▼

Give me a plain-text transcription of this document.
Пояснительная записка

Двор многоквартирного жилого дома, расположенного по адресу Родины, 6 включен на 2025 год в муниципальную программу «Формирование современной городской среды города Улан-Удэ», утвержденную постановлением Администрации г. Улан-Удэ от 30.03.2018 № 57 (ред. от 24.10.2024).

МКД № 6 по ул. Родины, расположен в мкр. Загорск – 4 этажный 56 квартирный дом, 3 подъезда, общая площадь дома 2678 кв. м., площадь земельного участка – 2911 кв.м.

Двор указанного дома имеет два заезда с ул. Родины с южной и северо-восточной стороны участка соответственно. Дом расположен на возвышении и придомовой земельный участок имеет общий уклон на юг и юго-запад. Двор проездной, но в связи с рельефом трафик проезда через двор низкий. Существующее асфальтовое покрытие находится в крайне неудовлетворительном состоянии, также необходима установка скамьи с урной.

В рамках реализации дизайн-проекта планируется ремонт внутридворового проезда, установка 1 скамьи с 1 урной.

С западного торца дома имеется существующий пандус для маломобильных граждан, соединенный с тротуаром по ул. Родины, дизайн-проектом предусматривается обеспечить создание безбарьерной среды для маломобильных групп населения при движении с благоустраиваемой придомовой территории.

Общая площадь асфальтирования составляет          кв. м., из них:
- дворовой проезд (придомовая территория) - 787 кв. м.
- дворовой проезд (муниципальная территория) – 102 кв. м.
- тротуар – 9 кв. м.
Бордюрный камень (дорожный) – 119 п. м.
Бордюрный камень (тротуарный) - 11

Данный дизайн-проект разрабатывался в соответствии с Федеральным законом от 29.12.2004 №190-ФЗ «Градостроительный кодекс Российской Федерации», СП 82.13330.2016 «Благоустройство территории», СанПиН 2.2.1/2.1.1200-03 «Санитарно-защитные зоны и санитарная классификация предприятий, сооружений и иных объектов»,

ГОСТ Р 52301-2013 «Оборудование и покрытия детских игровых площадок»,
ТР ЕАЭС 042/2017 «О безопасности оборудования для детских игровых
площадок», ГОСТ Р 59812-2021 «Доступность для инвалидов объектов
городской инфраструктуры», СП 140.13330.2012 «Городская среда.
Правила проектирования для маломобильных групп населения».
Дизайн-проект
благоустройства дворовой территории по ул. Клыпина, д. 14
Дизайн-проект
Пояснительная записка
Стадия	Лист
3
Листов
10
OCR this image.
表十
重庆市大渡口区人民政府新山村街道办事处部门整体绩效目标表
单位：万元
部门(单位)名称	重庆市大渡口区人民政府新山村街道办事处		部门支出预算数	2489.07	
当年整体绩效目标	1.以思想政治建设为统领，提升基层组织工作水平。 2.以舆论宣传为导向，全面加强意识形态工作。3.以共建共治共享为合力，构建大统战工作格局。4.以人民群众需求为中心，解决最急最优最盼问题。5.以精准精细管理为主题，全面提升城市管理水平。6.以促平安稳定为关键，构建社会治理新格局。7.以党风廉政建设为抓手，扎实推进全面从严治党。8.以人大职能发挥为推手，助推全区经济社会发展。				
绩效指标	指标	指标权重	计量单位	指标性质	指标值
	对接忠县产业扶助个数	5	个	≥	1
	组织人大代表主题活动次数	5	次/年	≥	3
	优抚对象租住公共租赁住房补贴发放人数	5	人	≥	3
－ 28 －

▲

__What is required__
Quote verbatim the line containing "OCR this image." and every line after it through the end of the records above.

__Exercise response__
OCR this image.
表十
重庆市大渡口区人民政府新山村街道办事处部门整体绩效目标表
单位：万元
部门(单位)名称	重庆市大渡口区人民政府新山村街道办事处		部门支出预算数	2489.07	
当年整体绩效目标	1.以思想政治建设为统领，提升基层组织工作水平。 2.以舆论宣传为导向，全面加强意识形态工作。3.以共建共治共享为合力，构建大统战工作格局。4.以人民群众需求为中心，解决最急最优最盼问题。5.以精准精细管理为主题，全面提升城市管理水平。6.以促平安稳定为关键，构建社会治理新格局。7.以党风廉政建设为抓手，扎实推进全面从严治党。8.以人大职能发挥为推手，助推全区经济社会发展。				
绩效指标	指标	指标权重	计量单位	指标性质	指标值
	对接忠县产业扶助个数	5	个	≥	1
	组织人大代表主题活动次数	5	次/年	≥	3
	优抚对象租住公共租赁住房补贴发放人数	5	人	≥	3
－ 28 －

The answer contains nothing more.